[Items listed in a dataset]
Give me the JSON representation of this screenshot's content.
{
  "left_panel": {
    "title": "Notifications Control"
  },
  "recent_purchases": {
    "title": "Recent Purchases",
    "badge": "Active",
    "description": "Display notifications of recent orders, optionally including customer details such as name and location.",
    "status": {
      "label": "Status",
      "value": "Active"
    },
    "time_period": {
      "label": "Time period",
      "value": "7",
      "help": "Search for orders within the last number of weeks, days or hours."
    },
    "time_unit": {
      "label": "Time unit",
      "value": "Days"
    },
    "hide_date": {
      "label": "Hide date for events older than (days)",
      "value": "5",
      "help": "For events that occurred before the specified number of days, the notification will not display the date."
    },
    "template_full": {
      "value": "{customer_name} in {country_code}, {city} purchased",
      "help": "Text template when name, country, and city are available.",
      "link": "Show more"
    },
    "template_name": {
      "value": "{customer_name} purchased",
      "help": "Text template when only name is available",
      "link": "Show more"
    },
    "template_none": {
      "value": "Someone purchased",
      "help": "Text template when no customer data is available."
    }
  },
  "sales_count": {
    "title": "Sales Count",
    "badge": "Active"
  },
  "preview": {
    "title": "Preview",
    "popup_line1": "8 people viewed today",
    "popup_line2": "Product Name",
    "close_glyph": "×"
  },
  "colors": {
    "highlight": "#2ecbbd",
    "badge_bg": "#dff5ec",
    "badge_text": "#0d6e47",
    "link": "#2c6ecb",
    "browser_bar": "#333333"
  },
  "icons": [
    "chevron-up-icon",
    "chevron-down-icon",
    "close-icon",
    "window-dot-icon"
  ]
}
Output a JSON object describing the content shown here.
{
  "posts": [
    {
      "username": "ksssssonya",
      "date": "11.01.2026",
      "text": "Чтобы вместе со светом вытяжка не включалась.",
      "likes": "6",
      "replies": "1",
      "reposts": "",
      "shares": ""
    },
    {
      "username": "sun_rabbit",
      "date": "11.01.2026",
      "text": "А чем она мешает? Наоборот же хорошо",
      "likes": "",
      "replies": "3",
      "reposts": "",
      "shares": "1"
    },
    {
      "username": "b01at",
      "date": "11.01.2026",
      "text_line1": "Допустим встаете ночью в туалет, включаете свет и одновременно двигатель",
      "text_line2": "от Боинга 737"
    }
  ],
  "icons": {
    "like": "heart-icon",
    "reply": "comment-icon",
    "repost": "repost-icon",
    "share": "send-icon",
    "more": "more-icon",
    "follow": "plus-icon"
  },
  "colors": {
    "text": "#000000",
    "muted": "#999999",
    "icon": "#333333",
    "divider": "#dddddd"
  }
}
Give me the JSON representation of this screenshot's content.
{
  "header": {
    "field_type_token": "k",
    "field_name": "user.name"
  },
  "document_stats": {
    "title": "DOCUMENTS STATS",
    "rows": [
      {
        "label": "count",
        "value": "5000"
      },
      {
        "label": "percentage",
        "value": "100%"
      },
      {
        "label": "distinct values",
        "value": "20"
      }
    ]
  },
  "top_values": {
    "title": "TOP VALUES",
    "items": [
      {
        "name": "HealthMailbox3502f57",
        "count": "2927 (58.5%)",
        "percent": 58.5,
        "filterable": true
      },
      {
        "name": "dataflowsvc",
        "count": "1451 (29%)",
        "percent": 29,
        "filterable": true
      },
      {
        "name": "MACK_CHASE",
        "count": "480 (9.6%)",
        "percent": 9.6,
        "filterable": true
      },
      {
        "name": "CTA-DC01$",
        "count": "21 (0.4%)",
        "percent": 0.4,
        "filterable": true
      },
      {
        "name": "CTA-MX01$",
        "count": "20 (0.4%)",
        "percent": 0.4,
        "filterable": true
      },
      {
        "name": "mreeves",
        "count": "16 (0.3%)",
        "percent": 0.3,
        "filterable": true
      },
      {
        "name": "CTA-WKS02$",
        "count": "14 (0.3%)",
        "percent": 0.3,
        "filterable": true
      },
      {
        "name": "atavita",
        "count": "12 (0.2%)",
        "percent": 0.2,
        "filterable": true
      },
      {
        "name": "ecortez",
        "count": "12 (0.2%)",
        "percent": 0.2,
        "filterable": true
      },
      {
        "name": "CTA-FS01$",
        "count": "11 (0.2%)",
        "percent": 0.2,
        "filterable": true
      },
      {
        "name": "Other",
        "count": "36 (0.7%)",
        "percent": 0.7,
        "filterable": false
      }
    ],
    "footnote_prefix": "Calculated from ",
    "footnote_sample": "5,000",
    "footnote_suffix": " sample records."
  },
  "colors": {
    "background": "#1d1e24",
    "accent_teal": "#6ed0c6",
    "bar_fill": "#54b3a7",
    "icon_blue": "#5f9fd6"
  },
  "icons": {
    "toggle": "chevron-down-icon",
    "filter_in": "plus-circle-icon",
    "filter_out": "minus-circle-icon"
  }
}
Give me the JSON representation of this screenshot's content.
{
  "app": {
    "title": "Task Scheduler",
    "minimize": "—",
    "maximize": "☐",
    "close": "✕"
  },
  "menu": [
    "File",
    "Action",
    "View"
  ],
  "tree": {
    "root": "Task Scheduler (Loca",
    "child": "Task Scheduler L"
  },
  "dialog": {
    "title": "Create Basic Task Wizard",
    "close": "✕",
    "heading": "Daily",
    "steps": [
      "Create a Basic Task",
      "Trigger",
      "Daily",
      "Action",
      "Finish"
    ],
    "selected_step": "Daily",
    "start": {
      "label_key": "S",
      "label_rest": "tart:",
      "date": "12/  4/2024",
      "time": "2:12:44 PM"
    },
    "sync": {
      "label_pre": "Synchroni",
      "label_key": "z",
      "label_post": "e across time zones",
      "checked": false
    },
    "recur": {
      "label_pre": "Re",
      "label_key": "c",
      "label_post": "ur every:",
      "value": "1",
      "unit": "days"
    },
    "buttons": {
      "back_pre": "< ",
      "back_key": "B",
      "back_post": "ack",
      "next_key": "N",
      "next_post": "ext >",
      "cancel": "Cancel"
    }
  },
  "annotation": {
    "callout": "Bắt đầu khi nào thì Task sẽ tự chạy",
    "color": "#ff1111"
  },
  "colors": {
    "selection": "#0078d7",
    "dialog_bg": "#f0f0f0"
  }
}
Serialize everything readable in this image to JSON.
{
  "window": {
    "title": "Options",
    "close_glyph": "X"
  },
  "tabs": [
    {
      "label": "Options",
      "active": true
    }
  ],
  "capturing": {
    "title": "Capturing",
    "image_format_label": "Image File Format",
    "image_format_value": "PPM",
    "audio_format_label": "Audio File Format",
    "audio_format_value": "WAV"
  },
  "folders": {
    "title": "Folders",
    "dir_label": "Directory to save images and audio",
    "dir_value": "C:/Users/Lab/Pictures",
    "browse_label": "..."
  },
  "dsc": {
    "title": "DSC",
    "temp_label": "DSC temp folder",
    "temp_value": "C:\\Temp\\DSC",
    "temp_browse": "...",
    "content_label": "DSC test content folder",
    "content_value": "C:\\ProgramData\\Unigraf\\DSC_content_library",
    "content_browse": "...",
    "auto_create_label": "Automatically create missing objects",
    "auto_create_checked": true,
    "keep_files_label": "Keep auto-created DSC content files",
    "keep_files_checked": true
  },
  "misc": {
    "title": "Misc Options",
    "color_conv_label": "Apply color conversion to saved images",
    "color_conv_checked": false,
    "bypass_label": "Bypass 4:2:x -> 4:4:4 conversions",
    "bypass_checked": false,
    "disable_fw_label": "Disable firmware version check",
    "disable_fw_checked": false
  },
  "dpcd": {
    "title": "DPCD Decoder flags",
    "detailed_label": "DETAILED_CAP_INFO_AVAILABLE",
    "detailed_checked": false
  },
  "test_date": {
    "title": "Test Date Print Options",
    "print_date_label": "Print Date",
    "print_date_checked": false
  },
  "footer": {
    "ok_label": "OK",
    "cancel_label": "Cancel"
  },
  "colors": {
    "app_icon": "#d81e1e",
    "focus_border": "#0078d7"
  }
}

• **Exercise**:
Check each line of the entries for the string "username". Copy the lines that have it.

• **Solution for this task**:
      "username": "ksssssonya",
      "username": "sun_rabbit",
      "username": "b01at",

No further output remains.